## PROBLEM STATEMENT
Reproduce the entries exactly.

Data entries for graphics
+===+
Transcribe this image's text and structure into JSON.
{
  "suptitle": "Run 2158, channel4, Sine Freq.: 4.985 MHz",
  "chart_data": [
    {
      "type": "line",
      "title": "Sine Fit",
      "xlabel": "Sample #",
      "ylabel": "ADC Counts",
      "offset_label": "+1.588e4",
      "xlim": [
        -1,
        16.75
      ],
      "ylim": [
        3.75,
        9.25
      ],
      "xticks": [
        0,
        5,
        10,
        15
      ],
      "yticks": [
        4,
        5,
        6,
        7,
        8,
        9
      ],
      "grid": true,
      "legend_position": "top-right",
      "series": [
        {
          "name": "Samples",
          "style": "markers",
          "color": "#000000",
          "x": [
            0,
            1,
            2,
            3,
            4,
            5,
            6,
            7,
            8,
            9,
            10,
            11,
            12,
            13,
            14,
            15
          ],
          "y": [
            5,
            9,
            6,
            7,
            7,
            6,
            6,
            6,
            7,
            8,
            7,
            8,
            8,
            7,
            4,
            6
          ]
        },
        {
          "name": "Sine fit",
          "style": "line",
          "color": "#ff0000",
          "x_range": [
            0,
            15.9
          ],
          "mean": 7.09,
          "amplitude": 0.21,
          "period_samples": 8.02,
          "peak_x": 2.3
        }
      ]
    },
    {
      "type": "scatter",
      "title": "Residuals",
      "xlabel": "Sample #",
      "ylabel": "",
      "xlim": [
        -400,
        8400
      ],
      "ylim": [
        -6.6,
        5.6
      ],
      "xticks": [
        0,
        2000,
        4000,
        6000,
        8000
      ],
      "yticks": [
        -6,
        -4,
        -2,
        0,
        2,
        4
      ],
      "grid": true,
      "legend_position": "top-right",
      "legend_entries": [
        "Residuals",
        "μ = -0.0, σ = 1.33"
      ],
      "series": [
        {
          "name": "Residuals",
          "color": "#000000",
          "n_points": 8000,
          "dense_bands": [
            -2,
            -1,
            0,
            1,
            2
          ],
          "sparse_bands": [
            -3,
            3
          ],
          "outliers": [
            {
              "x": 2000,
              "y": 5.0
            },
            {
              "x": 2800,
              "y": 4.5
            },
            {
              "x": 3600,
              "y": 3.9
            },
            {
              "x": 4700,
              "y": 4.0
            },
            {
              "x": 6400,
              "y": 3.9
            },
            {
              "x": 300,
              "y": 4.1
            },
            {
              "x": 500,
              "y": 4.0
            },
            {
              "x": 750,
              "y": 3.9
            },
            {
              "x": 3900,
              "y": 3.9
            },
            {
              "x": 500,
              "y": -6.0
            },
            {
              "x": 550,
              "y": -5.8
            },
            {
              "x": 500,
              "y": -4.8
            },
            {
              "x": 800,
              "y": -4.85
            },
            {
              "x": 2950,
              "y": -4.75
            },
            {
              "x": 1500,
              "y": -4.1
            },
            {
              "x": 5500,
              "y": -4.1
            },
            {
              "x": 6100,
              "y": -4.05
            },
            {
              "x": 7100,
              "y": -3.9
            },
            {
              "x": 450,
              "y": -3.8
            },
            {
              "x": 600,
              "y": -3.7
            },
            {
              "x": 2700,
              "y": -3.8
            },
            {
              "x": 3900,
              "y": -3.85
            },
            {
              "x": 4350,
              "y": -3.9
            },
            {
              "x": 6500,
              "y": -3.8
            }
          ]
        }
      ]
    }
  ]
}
+===+
## EXERCISE ANSWER
Transcribe this image's text and structure into JSON.
{
  "suptitle": "Run 2158, channel4, Sine Freq.: 4.985 MHz",
  "chart_data": [
    {
      "type": "line",
      "title": "Sine Fit",
      "xlabel": "Sample #",
      "ylabel": "ADC Counts",
      "offset_label": "+1.588e4",
      "xlim": [
        -1,
        16.75
      ],
      "ylim": [
        3.75,
        9.25
      ],
      "xticks": [
        0,
        5,
        10,
        15
      ],
      "yticks": [
        4,
        5,
        6,
        7,
        8,
        9
      ],
      "grid": true,
      "legend_position": "top-right",
      "series": [
        {
          "name": "Samples",
          "style": "markers",
          "color": "#000000",
          "x": [
            0,
            1,
            2,
            3,
            4,
            5,
            6,
            7,
            8,
            9,
            10,
            11,
            12,
            13,
            14,
            15
          ],
          "y": [
            5,
            9,
            6,
            7,
            7,
            6,
            6,
            6,
            7,
            8,
            7,
            8,
            8,
            7,
            4,
            6
          ]
        },
        {
          "name": "Sine fit",
          "style": "line",
          "color": "#ff0000",
          "x_range": [
            0,
            15.9
          ],
          "mean": 7.09,
          "amplitude": 0.21,
          "period_samples": 8.02,
          "peak_x": 2.3
        }
      ]
    },
    {
      "type": "scatter",
      "title": "Residuals",
      "xlabel": "Sample #",
      "ylabel": "",
      "xlim": [
        -400,
        8400
      ],
      "ylim": [
        -6.6,
        5.6
      ],
      "xticks": [
        0,
        2000,
        4000,
        6000,
        8000
      ],
      "yticks": [
        -6,
        -4,
        -2,
        0,
        2,
        4
      ],
      "grid": true,
      "legend_position": "top-right",
      "legend_entries": [
        "Residuals",
        "μ = -0.0, σ = 1.33"
      ],
      "series": [
        {
          "name": "Residuals",
          "color": "#000000",
          "n_points": 8000,
          "dense_bands": [
            -2,
            -1,
            0,
            1,
            2
          ],
          "sparse_bands": [
            -3,
            3
          ],
          "outliers": [
            {
              "x": 2000,
              "y": 5.0
            },
            {
              "x": 2800,
              "y": 4.5
            },
            {
              "x": 3600,
              "y": 3.9
            },
            {
              "x": 4700,
              "y": 4.0
            },
            {
              "x": 6400,
              "y": 3.9
            },
            {
              "x": 300,
              "y": 4.1
            },
            {
              "x": 500,
              "y": 4.0
            },
            {
              "x": 750,
              "y": 3.9
            },
            {
              "x": 3900,
              "y": 3.9
            },
            {
              "x": 500,
              "y": -6.0
            },
            {
              "x": 550,
              "y": -5.8
            },
            {
              "x": 500,
              "y": -4.8
            },
            {
              "x": 800,
              "y": -4.85
            },
            {
              "x": 2950,
              "y": -4.75
            },
            {
              "x": 1500,
              "y": -4.1
            },
            {
              "x": 5500,
              "y": -4.1
            },
            {
              "x": 6100,
              "y": -4.05
            },
            {
              "x": 7100,
              "y": -3.9
            },
            {
              "x": 450,
              "y": -3.8
            },
            {
              "x": 600,
              "y": -3.7
            },
            {
              "x": 2700,
              "y": -3.8
            },
            {
              "x": 3900,
              "y": -3.85
            },
            {
              "x": 4350,
              "y": -3.9
            },
            {
              "x": 6500,
              "y": -3.8
            }
          ]
        }
      ]
    }
  ]
}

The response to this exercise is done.